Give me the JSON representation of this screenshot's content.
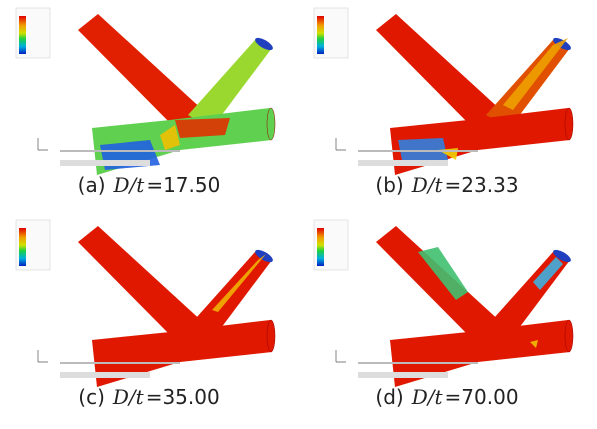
{
  "panels": [
    {
      "label": "(a)",
      "math": "D/t",
      "value": "=17.50"
    },
    {
      "label": "(b)",
      "math": "D/t",
      "value": "=23.33"
    },
    {
      "label": "(c)",
      "math": "D/t",
      "value": "=35.00"
    },
    {
      "label": "(d)",
      "math": "D/t",
      "value": "=70.00"
    }
  ]
}
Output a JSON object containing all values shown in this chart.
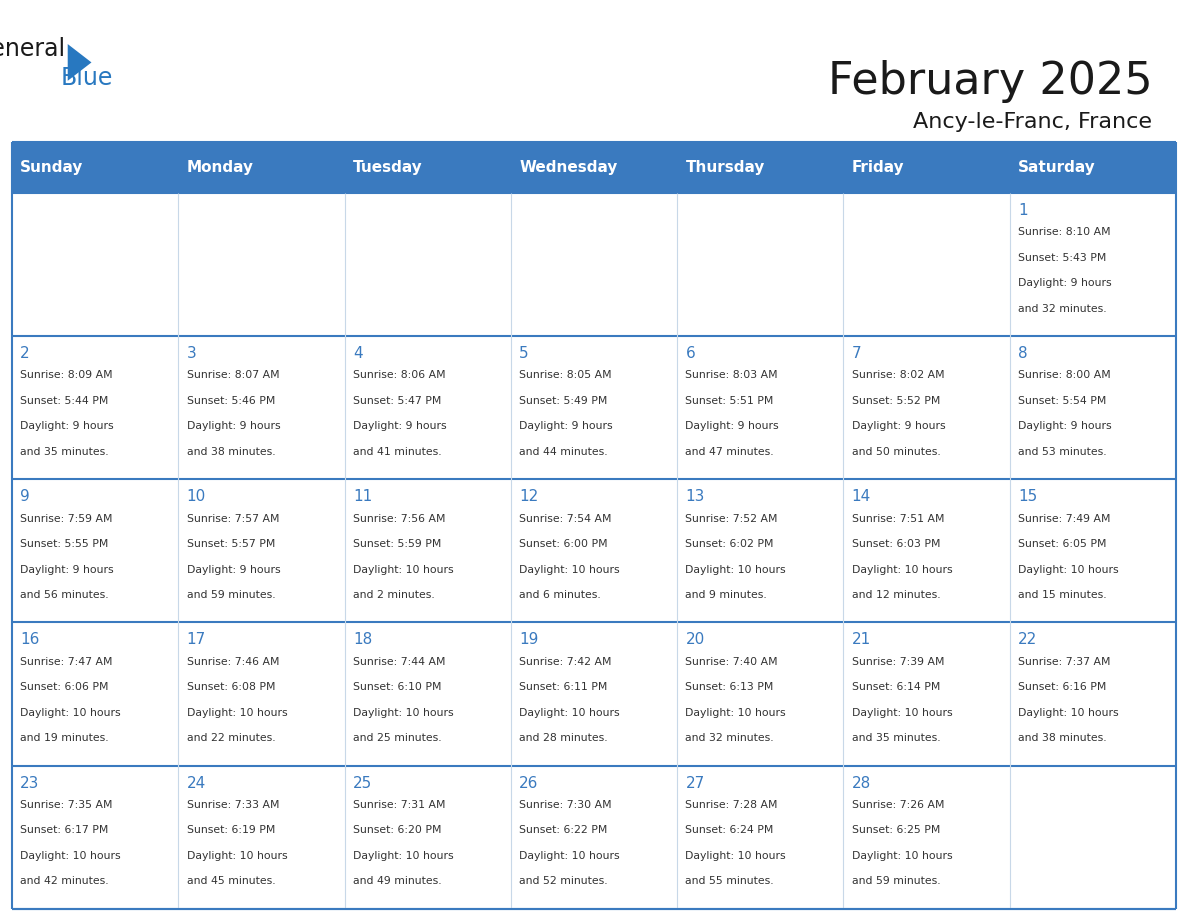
{
  "title": "February 2025",
  "subtitle": "Ancy-le-Franc, France",
  "header_bg": "#3a7abf",
  "header_text": "#ffffff",
  "border_color": "#3a7abf",
  "cell_border_color": "#c8d8e8",
  "day_names": [
    "Sunday",
    "Monday",
    "Tuesday",
    "Wednesday",
    "Thursday",
    "Friday",
    "Saturday"
  ],
  "days": [
    {
      "day": 1,
      "col": 6,
      "row": 0,
      "sunrise": "8:10 AM",
      "sunset": "5:43 PM",
      "daylight": "9 hours and 32 minutes."
    },
    {
      "day": 2,
      "col": 0,
      "row": 1,
      "sunrise": "8:09 AM",
      "sunset": "5:44 PM",
      "daylight": "9 hours and 35 minutes."
    },
    {
      "day": 3,
      "col": 1,
      "row": 1,
      "sunrise": "8:07 AM",
      "sunset": "5:46 PM",
      "daylight": "9 hours and 38 minutes."
    },
    {
      "day": 4,
      "col": 2,
      "row": 1,
      "sunrise": "8:06 AM",
      "sunset": "5:47 PM",
      "daylight": "9 hours and 41 minutes."
    },
    {
      "day": 5,
      "col": 3,
      "row": 1,
      "sunrise": "8:05 AM",
      "sunset": "5:49 PM",
      "daylight": "9 hours and 44 minutes."
    },
    {
      "day": 6,
      "col": 4,
      "row": 1,
      "sunrise": "8:03 AM",
      "sunset": "5:51 PM",
      "daylight": "9 hours and 47 minutes."
    },
    {
      "day": 7,
      "col": 5,
      "row": 1,
      "sunrise": "8:02 AM",
      "sunset": "5:52 PM",
      "daylight": "9 hours and 50 minutes."
    },
    {
      "day": 8,
      "col": 6,
      "row": 1,
      "sunrise": "8:00 AM",
      "sunset": "5:54 PM",
      "daylight": "9 hours and 53 minutes."
    },
    {
      "day": 9,
      "col": 0,
      "row": 2,
      "sunrise": "7:59 AM",
      "sunset": "5:55 PM",
      "daylight": "9 hours and 56 minutes."
    },
    {
      "day": 10,
      "col": 1,
      "row": 2,
      "sunrise": "7:57 AM",
      "sunset": "5:57 PM",
      "daylight": "9 hours and 59 minutes."
    },
    {
      "day": 11,
      "col": 2,
      "row": 2,
      "sunrise": "7:56 AM",
      "sunset": "5:59 PM",
      "daylight": "10 hours and 2 minutes."
    },
    {
      "day": 12,
      "col": 3,
      "row": 2,
      "sunrise": "7:54 AM",
      "sunset": "6:00 PM",
      "daylight": "10 hours and 6 minutes."
    },
    {
      "day": 13,
      "col": 4,
      "row": 2,
      "sunrise": "7:52 AM",
      "sunset": "6:02 PM",
      "daylight": "10 hours and 9 minutes."
    },
    {
      "day": 14,
      "col": 5,
      "row": 2,
      "sunrise": "7:51 AM",
      "sunset": "6:03 PM",
      "daylight": "10 hours and 12 minutes."
    },
    {
      "day": 15,
      "col": 6,
      "row": 2,
      "sunrise": "7:49 AM",
      "sunset": "6:05 PM",
      "daylight": "10 hours and 15 minutes."
    },
    {
      "day": 16,
      "col": 0,
      "row": 3,
      "sunrise": "7:47 AM",
      "sunset": "6:06 PM",
      "daylight": "10 hours and 19 minutes."
    },
    {
      "day": 17,
      "col": 1,
      "row": 3,
      "sunrise": "7:46 AM",
      "sunset": "6:08 PM",
      "daylight": "10 hours and 22 minutes."
    },
    {
      "day": 18,
      "col": 2,
      "row": 3,
      "sunrise": "7:44 AM",
      "sunset": "6:10 PM",
      "daylight": "10 hours and 25 minutes."
    },
    {
      "day": 19,
      "col": 3,
      "row": 3,
      "sunrise": "7:42 AM",
      "sunset": "6:11 PM",
      "daylight": "10 hours and 28 minutes."
    },
    {
      "day": 20,
      "col": 4,
      "row": 3,
      "sunrise": "7:40 AM",
      "sunset": "6:13 PM",
      "daylight": "10 hours and 32 minutes."
    },
    {
      "day": 21,
      "col": 5,
      "row": 3,
      "sunrise": "7:39 AM",
      "sunset": "6:14 PM",
      "daylight": "10 hours and 35 minutes."
    },
    {
      "day": 22,
      "col": 6,
      "row": 3,
      "sunrise": "7:37 AM",
      "sunset": "6:16 PM",
      "daylight": "10 hours and 38 minutes."
    },
    {
      "day": 23,
      "col": 0,
      "row": 4,
      "sunrise": "7:35 AM",
      "sunset": "6:17 PM",
      "daylight": "10 hours and 42 minutes."
    },
    {
      "day": 24,
      "col": 1,
      "row": 4,
      "sunrise": "7:33 AM",
      "sunset": "6:19 PM",
      "daylight": "10 hours and 45 minutes."
    },
    {
      "day": 25,
      "col": 2,
      "row": 4,
      "sunrise": "7:31 AM",
      "sunset": "6:20 PM",
      "daylight": "10 hours and 49 minutes."
    },
    {
      "day": 26,
      "col": 3,
      "row": 4,
      "sunrise": "7:30 AM",
      "sunset": "6:22 PM",
      "daylight": "10 hours and 52 minutes."
    },
    {
      "day": 27,
      "col": 4,
      "row": 4,
      "sunrise": "7:28 AM",
      "sunset": "6:24 PM",
      "daylight": "10 hours and 55 minutes."
    },
    {
      "day": 28,
      "col": 5,
      "row": 4,
      "sunrise": "7:26 AM",
      "sunset": "6:25 PM",
      "daylight": "10 hours and 59 minutes."
    }
  ],
  "logo_general_color": "#1a1a1a",
  "logo_blue_color": "#2878c0",
  "logo_triangle_color": "#2878c0"
}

*****

:: Problem statement ::
Transcribe every entry word for word, but omit the pictures.

:: Solution ::
Give me the JSON representation of this screenshot's content.
{
  "panels": [
    {
      "label": "(a)",
      "math": "D/t",
      "value": "=17.50"
    },
    {
      "label": "(b)",
      "math": "D/t",
      "value": "=23.33"
    },
    {
      "label": "(c)",
      "math": "D/t",
      "value": "=35.00"
    },
    {
      "label": "(d)",
      "math": "D/t",
      "value": "=70.00"
    }
  ]
}
Output a JSON object containing all values shown in this chart.
{
  "title": "February 2025",
  "subtitle": "Ancy-le-Franc, France",
  "header_bg": "#3a7abf",
  "header_text": "#ffffff",
  "border_color": "#3a7abf",
  "cell_border_color": "#c8d8e8",
  "day_names": [
    "Sunday",
    "Monday",
    "Tuesday",
    "Wednesday",
    "Thursday",
    "Friday",
    "Saturday"
  ],
  "days": [
    {
      "day": 1,
      "col": 6,
      "row": 0,
      "sunrise": "8:10 AM",
      "sunset": "5:43 PM",
      "daylight": "9 hours and 32 minutes."
    },
    {
      "day": 2,
      "col": 0,
      "row": 1,
      "sunrise": "8:09 AM",
      "sunset": "5:44 PM",
      "daylight": "9 hours and 35 minutes."
    },
    {
      "day": 3,
      "col": 1,
      "row": 1,
      "sunrise": "8:07 AM",
      "sunset": "5:46 PM",
      "daylight": "9 hours and 38 minutes."
    },
    {
      "day": 4,
      "col": 2,
      "row": 1,
      "sunrise": "8:06 AM",
      "sunset": "5:47 PM",
      "daylight": "9 hours and 41 minutes."
    },
    {
      "day": 5,
      "col": 3,
      "row": 1,
      "sunrise": "8:05 AM",
      "sunset": "5:49 PM",
      "daylight": "9 hours and 44 minutes."
    },
    {
      "day": 6,
      "col": 4,
      "row": 1,
      "sunrise": "8:03 AM",
      "sunset": "5:51 PM",
      "daylight": "9 hours and 47 minutes."
    },
    {
      "day": 7,
      "col": 5,
      "row": 1,
      "sunrise": "8:02 AM",
      "sunset": "5:52 PM",
      "daylight": "9 hours and 50 minutes."
    },
    {
      "day": 8,
      "col": 6,
      "row": 1,
      "sunrise": "8:00 AM",
      "sunset": "5:54 PM",
      "daylight": "9 hours and 53 minutes."
    },
    {
      "day": 9,
      "col": 0,
      "row": 2,
      "sunrise": "7:59 AM",
      "sunset": "5:55 PM",
      "daylight": "9 hours and 56 minutes."
    },
    {
      "day": 10,
      "col": 1,
      "row": 2,
      "sunrise": "7:57 AM",
      "sunset": "5:57 PM",
      "daylight": "9 hours and 59 minutes."
    },
    {
      "day": 11,
      "col": 2,
      "row": 2,
      "sunrise": "7:56 AM",
      "sunset": "5:59 PM",
      "daylight": "10 hours and 2 minutes."
    },
    {
      "day": 12,
      "col": 3,
      "row": 2,
      "sunrise": "7:54 AM",
      "sunset": "6:00 PM",
      "daylight": "10 hours and 6 minutes."
    },
    {
      "day": 13,
      "col": 4,
      "row": 2,
      "sunrise": "7:52 AM",
      "sunset": "6:02 PM",
      "daylight": "10 hours and 9 minutes."
    },
    {
      "day": 14,
      "col": 5,
      "row": 2,
      "sunrise": "7:51 AM",
      "sunset": "6:03 PM",
      "daylight": "10 hours and 12 minutes."
    },
    {
      "day": 15,
      "col": 6,
      "row": 2,
      "sunrise": "7:49 AM",
      "sunset": "6:05 PM",
      "daylight": "10 hours and 15 minutes."
    },
    {
      "day": 16,
      "col": 0,
      "row": 3,
      "sunrise": "7:47 AM",
      "sunset": "6:06 PM",
      "daylight": "10 hours and 19 minutes."
    },
    {
      "day": 17,
      "col": 1,
      "row": 3,
      "sunrise": "7:46 AM",
      "sunset": "6:08 PM",
      "daylight": "10 hours and 22 minutes."
    },
    {
      "day": 18,
      "col": 2,
      "row": 3,
      "sunrise": "7:44 AM",
      "sunset": "6:10 PM",
      "daylight": "10 hours and 25 minutes."
    },
    {
      "day": 19,
      "col": 3,
      "row": 3,
      "sunrise": "7:42 AM",
      "sunset": "6:11 PM",
      "daylight": "10 hours and 28 minutes."
    },
    {
      "day": 20,
      "col": 4,
      "row": 3,
      "sunrise": "7:40 AM",
      "sunset": "6:13 PM",
      "daylight": "10 hours and 32 minutes."
    },
    {
      "day": 21,
      "col": 5,
      "row": 3,
      "sunrise": "7:39 AM",
      "sunset": "6:14 PM",
      "daylight": "10 hours and 35 minutes."
    },
    {
      "day": 22,
      "col": 6,
      "row": 3,
      "sunrise": "7:37 AM",
      "sunset": "6:16 PM",
      "daylight": "10 hours and 38 minutes."
    },
    {
      "day": 23,
      "col": 0,
      "row": 4,
      "sunrise": "7:35 AM",
      "sunset": "6:17 PM",
      "daylight": "10 hours and 42 minutes."
    },
    {
      "day": 24,
      "col": 1,
      "row": 4,
      "sunrise": "7:33 AM",
      "sunset": "6:19 PM",
      "daylight": "10 hours and 45 minutes."
    },
    {
      "day": 25,
      "col": 2,
      "row": 4,
      "sunrise": "7:31 AM",
      "sunset": "6:20 PM",
      "daylight": "10 hours and 49 minutes."
    },
    {
      "day": 26,
      "col": 3,
      "row": 4,
      "sunrise": "7:30 AM",
      "sunset": "6:22 PM",
      "daylight": "10 hours and 52 minutes."
    },
    {
      "day": 27,
      "col": 4,
      "row": 4,
      "sunrise": "7:28 AM",
      "sunset": "6:24 PM",
      "daylight": "10 hours and 55 minutes."
    },
    {
      "day": 28,
      "col": 5,
      "row": 4,
      "sunrise": "7:26 AM",
      "sunset": "6:25 PM",
      "daylight": "10 hours and 59 minutes."
    }
  ],
  "logo_general_color": "#1a1a1a",
  "logo_blue_color": "#2878c0",
  "logo_triangle_color": "#2878c0"
}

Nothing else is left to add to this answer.